**What is required**
Each record must be reproduced exactly as it is shown.

==== Recorded information ====

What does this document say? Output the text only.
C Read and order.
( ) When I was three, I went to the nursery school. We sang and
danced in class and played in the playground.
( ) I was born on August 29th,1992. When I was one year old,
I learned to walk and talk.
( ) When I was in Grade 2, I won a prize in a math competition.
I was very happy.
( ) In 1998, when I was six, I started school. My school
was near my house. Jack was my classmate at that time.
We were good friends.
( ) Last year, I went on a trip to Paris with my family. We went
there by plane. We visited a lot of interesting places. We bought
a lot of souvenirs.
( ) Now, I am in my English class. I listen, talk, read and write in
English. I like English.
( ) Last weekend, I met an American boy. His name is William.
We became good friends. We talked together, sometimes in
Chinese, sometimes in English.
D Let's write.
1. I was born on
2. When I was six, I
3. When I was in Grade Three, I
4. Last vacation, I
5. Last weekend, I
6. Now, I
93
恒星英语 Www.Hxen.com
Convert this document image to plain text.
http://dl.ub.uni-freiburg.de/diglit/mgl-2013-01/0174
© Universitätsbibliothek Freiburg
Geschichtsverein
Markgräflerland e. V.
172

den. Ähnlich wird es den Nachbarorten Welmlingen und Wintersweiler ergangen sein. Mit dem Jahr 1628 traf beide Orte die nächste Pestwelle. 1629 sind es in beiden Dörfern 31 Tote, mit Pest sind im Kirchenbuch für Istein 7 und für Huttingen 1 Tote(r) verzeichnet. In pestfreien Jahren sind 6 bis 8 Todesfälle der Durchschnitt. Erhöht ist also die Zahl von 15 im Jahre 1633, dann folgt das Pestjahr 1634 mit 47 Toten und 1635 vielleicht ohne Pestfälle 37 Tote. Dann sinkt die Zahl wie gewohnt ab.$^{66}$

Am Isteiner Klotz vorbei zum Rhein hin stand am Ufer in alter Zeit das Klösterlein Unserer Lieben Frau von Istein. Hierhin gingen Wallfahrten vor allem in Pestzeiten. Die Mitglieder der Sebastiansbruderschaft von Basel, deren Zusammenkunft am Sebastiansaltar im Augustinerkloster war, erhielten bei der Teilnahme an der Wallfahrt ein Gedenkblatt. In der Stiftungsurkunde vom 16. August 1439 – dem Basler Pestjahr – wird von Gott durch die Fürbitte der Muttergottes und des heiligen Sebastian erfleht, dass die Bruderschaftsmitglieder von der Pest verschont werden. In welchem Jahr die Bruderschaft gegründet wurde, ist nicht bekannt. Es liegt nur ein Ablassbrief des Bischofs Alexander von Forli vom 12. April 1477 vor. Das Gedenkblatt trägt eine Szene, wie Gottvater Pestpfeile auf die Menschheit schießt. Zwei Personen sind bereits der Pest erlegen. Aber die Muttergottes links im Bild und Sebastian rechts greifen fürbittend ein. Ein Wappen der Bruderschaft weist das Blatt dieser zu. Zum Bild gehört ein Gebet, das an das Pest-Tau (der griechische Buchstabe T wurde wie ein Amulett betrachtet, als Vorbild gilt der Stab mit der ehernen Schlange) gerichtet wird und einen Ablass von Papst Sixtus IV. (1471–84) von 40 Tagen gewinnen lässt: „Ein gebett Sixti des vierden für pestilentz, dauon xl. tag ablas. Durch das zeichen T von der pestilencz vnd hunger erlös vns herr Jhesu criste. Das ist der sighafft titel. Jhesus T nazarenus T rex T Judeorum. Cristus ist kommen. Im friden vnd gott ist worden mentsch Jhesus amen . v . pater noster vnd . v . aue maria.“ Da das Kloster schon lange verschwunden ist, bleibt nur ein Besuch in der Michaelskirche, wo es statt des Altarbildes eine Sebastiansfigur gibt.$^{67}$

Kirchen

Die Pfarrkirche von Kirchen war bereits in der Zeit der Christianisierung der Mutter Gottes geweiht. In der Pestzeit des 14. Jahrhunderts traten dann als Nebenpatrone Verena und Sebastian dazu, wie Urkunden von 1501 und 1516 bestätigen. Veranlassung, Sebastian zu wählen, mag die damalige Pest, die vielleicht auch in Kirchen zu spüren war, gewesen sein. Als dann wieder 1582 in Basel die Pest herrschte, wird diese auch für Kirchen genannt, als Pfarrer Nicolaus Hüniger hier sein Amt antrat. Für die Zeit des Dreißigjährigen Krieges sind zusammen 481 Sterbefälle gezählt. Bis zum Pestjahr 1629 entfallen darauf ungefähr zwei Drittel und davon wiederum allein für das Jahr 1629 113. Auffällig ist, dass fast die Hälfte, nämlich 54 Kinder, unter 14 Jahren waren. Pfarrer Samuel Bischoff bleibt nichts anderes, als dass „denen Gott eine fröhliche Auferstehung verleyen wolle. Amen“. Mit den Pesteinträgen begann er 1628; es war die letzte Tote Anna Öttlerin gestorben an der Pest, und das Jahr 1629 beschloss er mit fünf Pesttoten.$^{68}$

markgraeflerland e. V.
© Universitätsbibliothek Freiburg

====

**Answer to this task**
What does this document say? Output the text only.
C Read and order.
( ) When I was three, I went to the nursery school. We sang and
danced in class and played in the playground.
( ) I was born on August 29th,1992. When I was one year old,
I learned to walk and talk.
( ) When I was in Grade 2, I won a prize in a math competition.
I was very happy.
( ) In 1998, when I was six, I started school. My school
was near my house. Jack was my classmate at that time.
We were good friends.
( ) Last year, I went on a trip to Paris with my family. We went
there by plane. We visited a lot of interesting places. We bought
a lot of souvenirs.
( ) Now, I am in my English class. I listen, talk, read and write in
English. I like English.
( ) Last weekend, I met an American boy. His name is William.
We became good friends. We talked together, sometimes in
Chinese, sometimes in English.
D Let's write.
1. I was born on
2. When I was six, I
3. When I was in Grade Three, I
4. Last vacation, I
5. Last weekend, I
6. Now, I
93
恒星英语 Www.Hxen.com
Convert this document image to plain text.
http://dl.ub.uni-freiburg.de/diglit/mgl-2013-01/0174
© Universitätsbibliothek Freiburg
Geschichtsverein
Markgräflerland e. V.
172

den. Ähnlich wird es den Nachbarorten Welmlingen und Wintersweiler ergangen sein. Mit dem Jahr 1628 traf beide Orte die nächste Pestwelle. 1629 sind es in beiden Dörfern 31 Tote, mit Pest sind im Kirchenbuch für Istein 7 und für Huttingen 1 Tote(r) verzeichnet. In pestfreien Jahren sind 6 bis 8 Todesfälle der Durchschnitt. Erhöht ist also die Zahl von 15 im Jahre 1633, dann folgt das Pestjahr 1634 mit 47 Toten und 1635 vielleicht ohne Pestfälle 37 Tote. Dann sinkt die Zahl wie gewohnt ab.$^{66}$

Am Isteiner Klotz vorbei zum Rhein hin stand am Ufer in alter Zeit das Klösterlein Unserer Lieben Frau von Istein. Hierhin gingen Wallfahrten vor allem in Pestzeiten. Die Mitglieder der Sebastiansbruderschaft von Basel, deren Zusammenkunft am Sebastiansaltar im Augustinerkloster war, erhielten bei der Teilnahme an der Wallfahrt ein Gedenkblatt. In der Stiftungsurkunde vom 16. August 1439 – dem Basler Pestjahr – wird von Gott durch die Fürbitte der Muttergottes und des heiligen Sebastian erfleht, dass die Bruderschaftsmitglieder von der Pest verschont werden. In welchem Jahr die Bruderschaft gegründet wurde, ist nicht bekannt. Es liegt nur ein Ablassbrief des Bischofs Alexander von Forli vom 12. April 1477 vor. Das Gedenkblatt trägt eine Szene, wie Gottvater Pestpfeile auf die Menschheit schießt. Zwei Personen sind bereits der Pest erlegen. Aber die Muttergottes links im Bild und Sebastian rechts greifen fürbittend ein. Ein Wappen der Bruderschaft weist das Blatt dieser zu. Zum Bild gehört ein Gebet, das an das Pest-Tau (der griechische Buchstabe T wurde wie ein Amulett betrachtet, als Vorbild gilt der Stab mit der ehernen Schlange) gerichtet wird und einen Ablass von Papst Sixtus IV. (1471–84) von 40 Tagen gewinnen lässt: „Ein gebett Sixti des vierden für pestilentz, dauon xl. tag ablas. Durch das zeichen T von der pestilencz vnd hunger erlös vns herr Jhesu criste. Das ist der sighafft titel. Jhesus T nazarenus T rex T Judeorum. Cristus ist kommen. Im friden vnd gott ist worden mentsch Jhesus amen . v . pater noster vnd . v . aue maria.“ Da das Kloster schon lange verschwunden ist, bleibt nur ein Besuch in der Michaelskirche, wo es statt des Altarbildes eine Sebastiansfigur gibt.$^{67}$

Kirchen

Die Pfarrkirche von Kirchen war bereits in der Zeit der Christianisierung der Mutter Gottes geweiht. In der Pestzeit des 14. Jahrhunderts traten dann als Nebenpatrone Verena und Sebastian dazu, wie Urkunden von 1501 und 1516 bestätigen. Veranlassung, Sebastian zu wählen, mag die damalige Pest, die vielleicht auch in Kirchen zu spüren war, gewesen sein. Als dann wieder 1582 in Basel die Pest herrschte, wird diese auch für Kirchen genannt, als Pfarrer Nicolaus Hüniger hier sein Amt antrat. Für die Zeit des Dreißigjährigen Krieges sind zusammen 481 Sterbefälle gezählt. Bis zum Pestjahr 1629 entfallen darauf ungefähr zwei Drittel und davon wiederum allein für das Jahr 1629 113. Auffällig ist, dass fast die Hälfte, nämlich 54 Kinder, unter 14 Jahren waren. Pfarrer Samuel Bischoff bleibt nichts anderes, als dass „denen Gott eine fröhliche Auferstehung verleyen wolle. Amen“. Mit den Pesteinträgen begann er 1628; es war die letzte Tote Anna Öttlerin gestorben an der Pest, und das Jahr 1629 beschloss er mit fünf Pesttoten.$^{68}$

markgraeflerland e. V.
© Universitätsbibliothek Freiburg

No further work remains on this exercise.